### WHAT THE TASK ASKS
Write every entry out again exactly, please, and skip the pictures.

### EXERCISE MATERIALS
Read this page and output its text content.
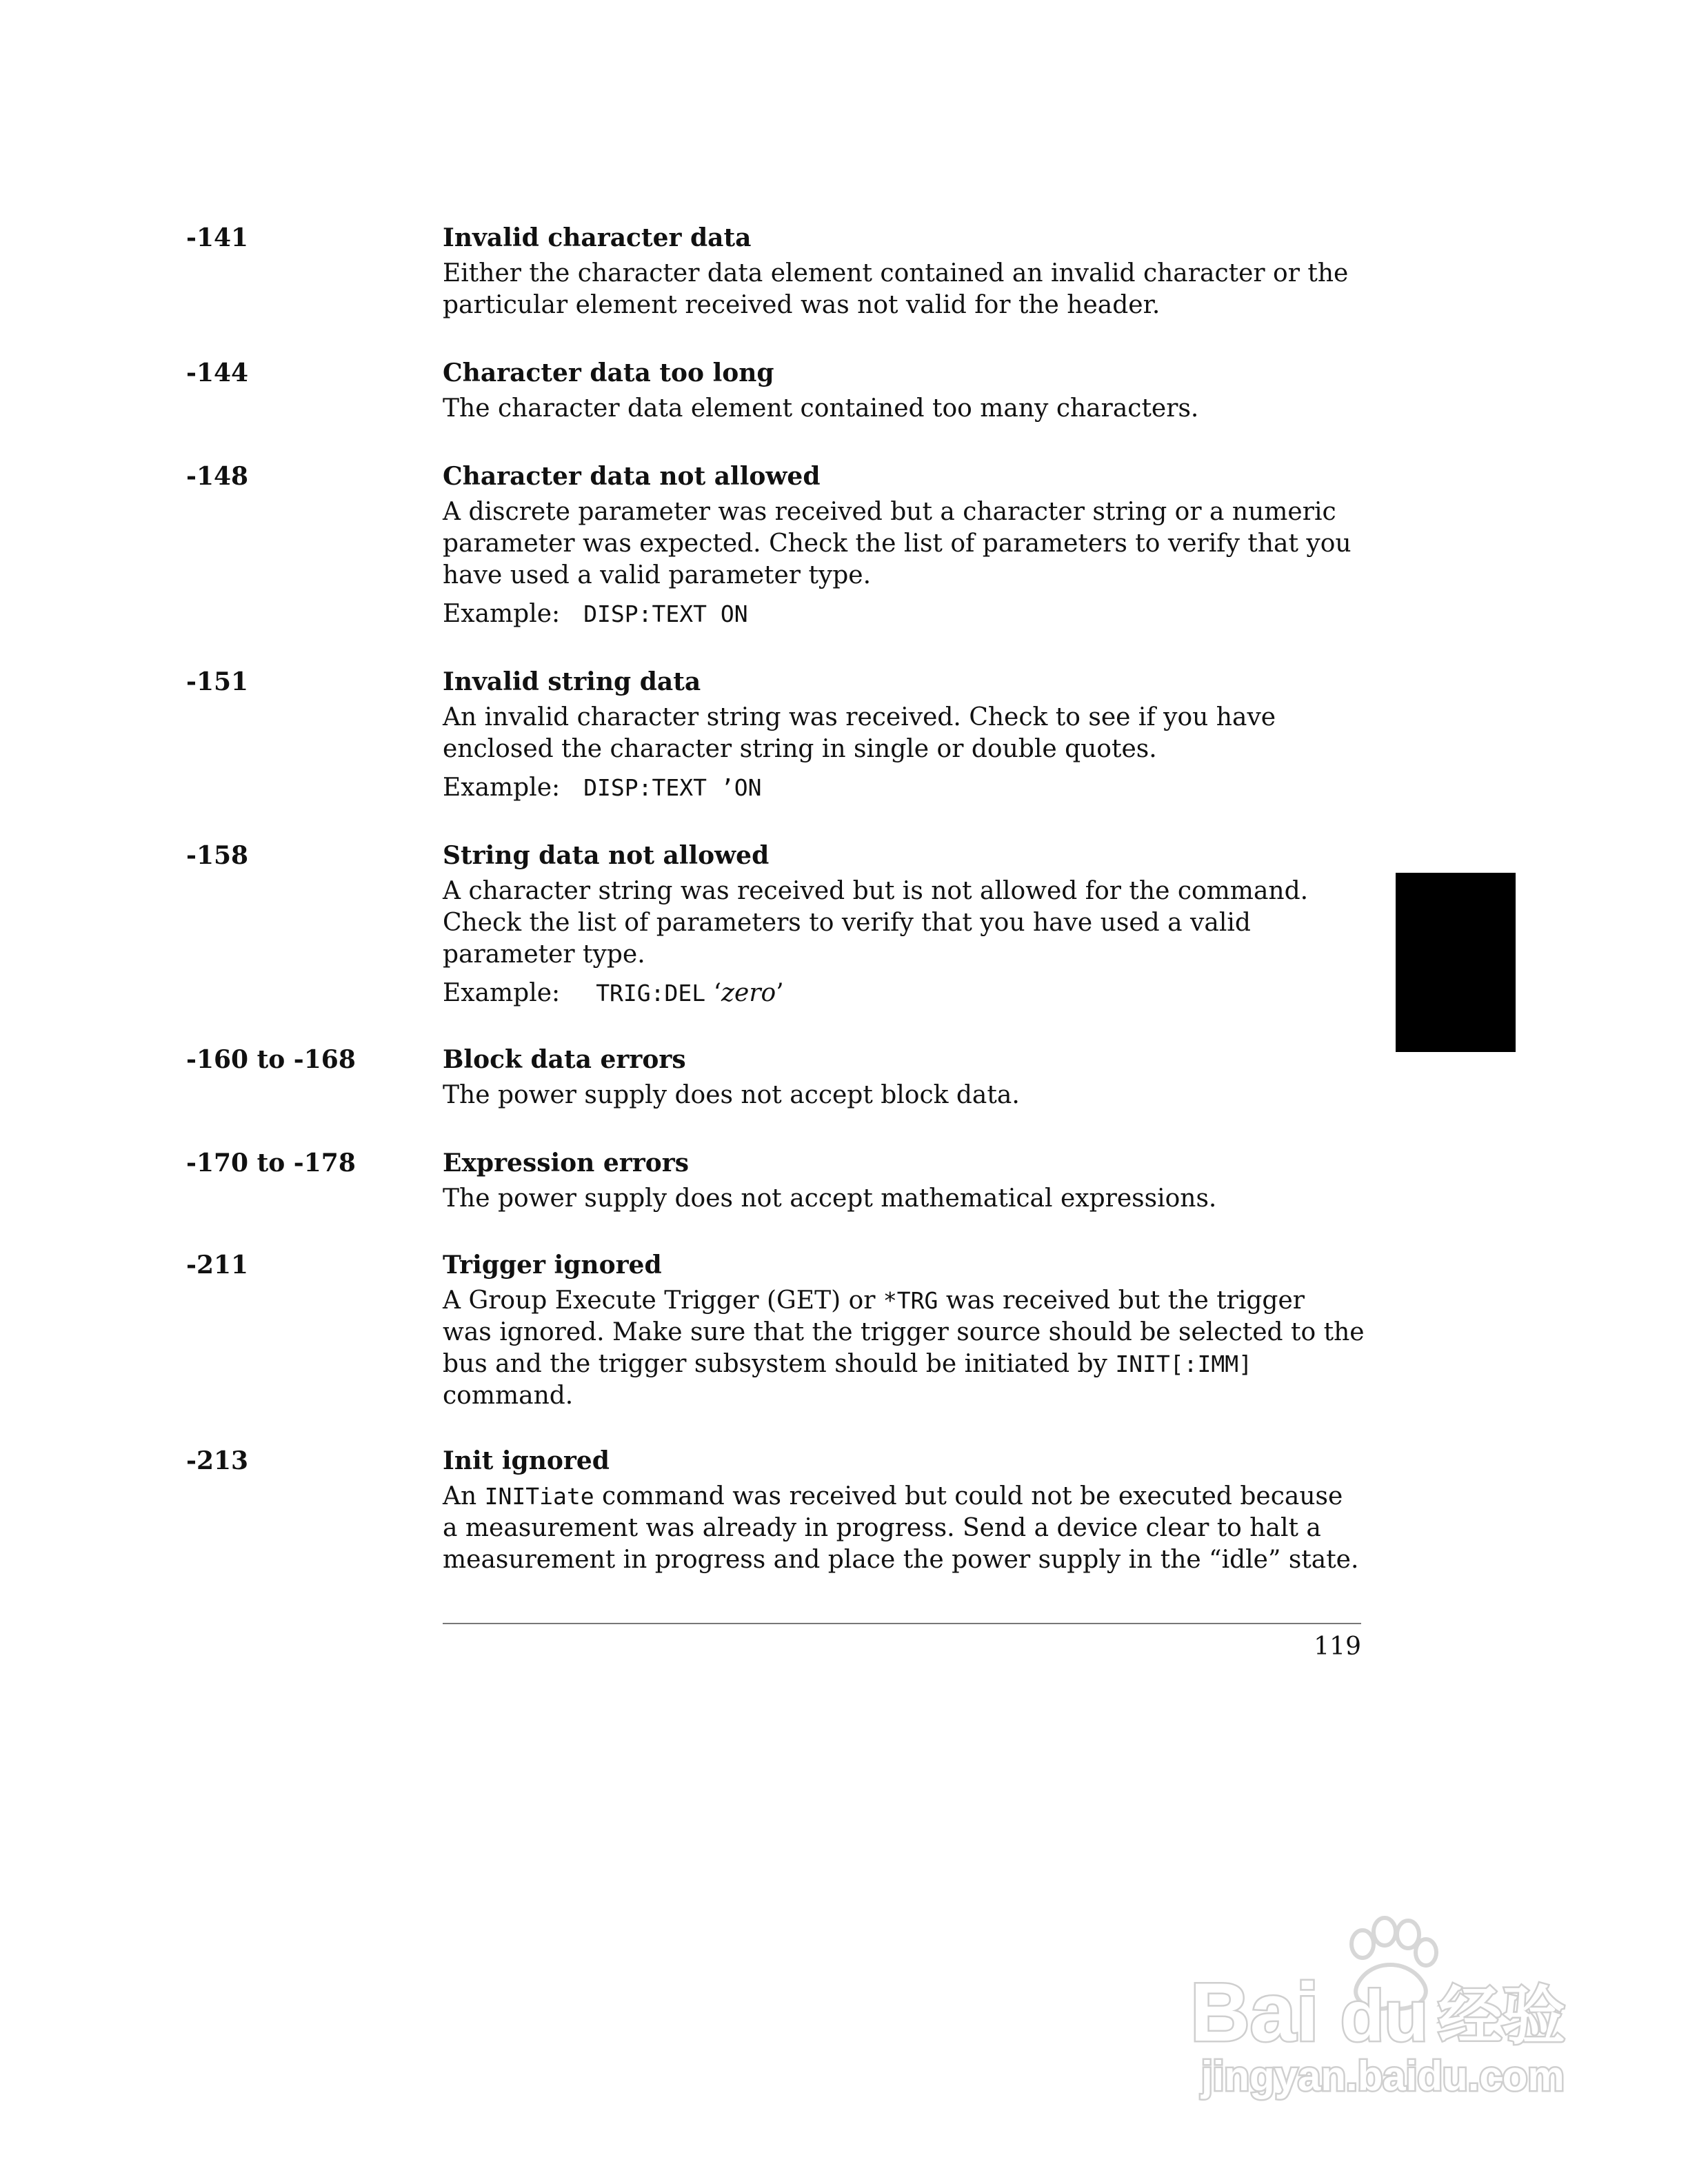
-141	Invalid character data
Either the character data element contained an invalid character or the
particular element received was not valid for the header.
-144	Character data too long
The character data element contained too many characters.
-148	Character data not allowed
A discrete parameter was received but a character string or a numeric
parameter was expected. Check the list of parameters to verify that you
have used a valid parameter type.
Example: DISP:TEXT ON
-151	Invalid string data
An invalid character string was received. Check to see if you have
enclosed the character string in single or double quotes.
Example: DISP:TEXT ’ON
-158	String data not allowed
A character string was received but is not allowed for the command.
Check the list of parameters to verify that you have used a valid
parameter type.
Example: TRIG:DEL ‘zero’
-160 to -168	Block data errors
The power supply does not accept block data.
-170 to -178	Expression errors
The power supply does not accept mathematical expressions.
-211	Trigger ignored
A Group Execute Trigger (GET) or *TRG was received but the trigger
was ignored. Make sure that the trigger source should be selected to the
bus and the trigger subsystem should be initiated by INIT[:IMM]
command.
-213	Init ignored
An INITiate command was received but could not be executed because
a measurement was already in progress. Send a device clear to halt a
measurement in progress and place the power supply in the “idle” state.
119
Bai du 经验
jingyan.baidu.com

### WORKED SOLUTION
Read this page and output its text content.
-141	Invalid character data
Either the character data element contained an invalid character or the
particular element received was not valid for the header.
-144	Character data too long
The character data element contained too many characters.
-148	Character data not allowed
A discrete parameter was received but a character string or a numeric
parameter was expected. Check the list of parameters to verify that you
have used a valid parameter type.
Example: DISP:TEXT ON
-151	Invalid string data
An invalid character string was received. Check to see if you have
enclosed the character string in single or double quotes.
Example: DISP:TEXT ’ON
-158	String data not allowed
A character string was received but is not allowed for the command.
Check the list of parameters to verify that you have used a valid
parameter type.
Example: TRIG:DEL ‘zero’
-160 to -168	Block data errors
The power supply does not accept block data.
-170 to -178	Expression errors
The power supply does not accept mathematical expressions.
-211	Trigger ignored
A Group Execute Trigger (GET) or *TRG was received but the trigger
was ignored. Make sure that the trigger source should be selected to the
bus and the trigger subsystem should be initiated by INIT[:IMM]
command.
-213	Init ignored
An INITiate command was received but could not be executed because
a measurement was already in progress. Send a device clear to halt a
measurement in progress and place the power supply in the “idle” state.
119
Bai du 经验
jingyan.baidu.com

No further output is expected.